◆ **Exercise prompt**
Without the pictures, print each of the records below exactly as it appears.

>> Start Exercise data

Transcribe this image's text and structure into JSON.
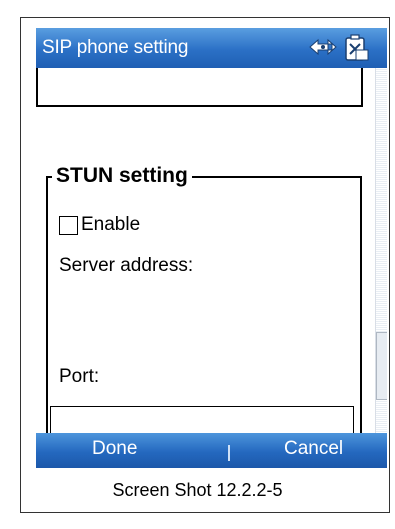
{
  "window": {
    "title": "SIP phone setting"
  },
  "titlebar_icons": [
    "connectivity-icon",
    "battery-status-icon"
  ],
  "stun": {
    "legend": "STUN setting",
    "enable_label": "Enable",
    "enable_checked": false,
    "server_label": "Server address:",
    "port_label": "Port:",
    "port_value": ""
  },
  "softkeys": {
    "left": "Done",
    "right": "Cancel"
  },
  "caption": "Screen Shot 12.2.2-5",
  "colors": {
    "titlebar": "#2b70c6",
    "softbar": "#2468bf",
    "text": "#000000"
  }
}
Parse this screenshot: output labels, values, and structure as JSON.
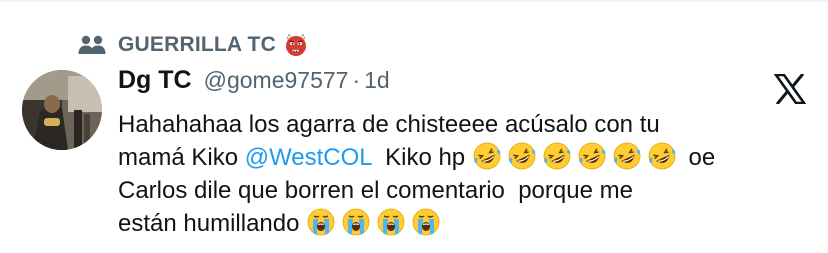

>> End Exercise data

◆ **The completed task**
Transcribe this image's text and structure into JSON.
{
  "window": {
    "title": "SIP phone setting"
  },
  "titlebar_icons": [
    "connectivity-icon",
    "battery-status-icon"
  ],
  "stun": {
    "legend": "STUN setting",
    "enable_label": "Enable",
    "enable_checked": false,
    "server_label": "Server address:",
    "port_label": "Port:",
    "port_value": ""
  },
  "softkeys": {
    "left": "Done",
    "right": "Cancel"
  },
  "caption": "Screen Shot 12.2.2-5",
  "colors": {
    "titlebar": "#2b70c6",
    "softbar": "#2468bf",
    "text": "#000000"
  }
}
Parse this screenshot: output labels, values, and structure as JSON.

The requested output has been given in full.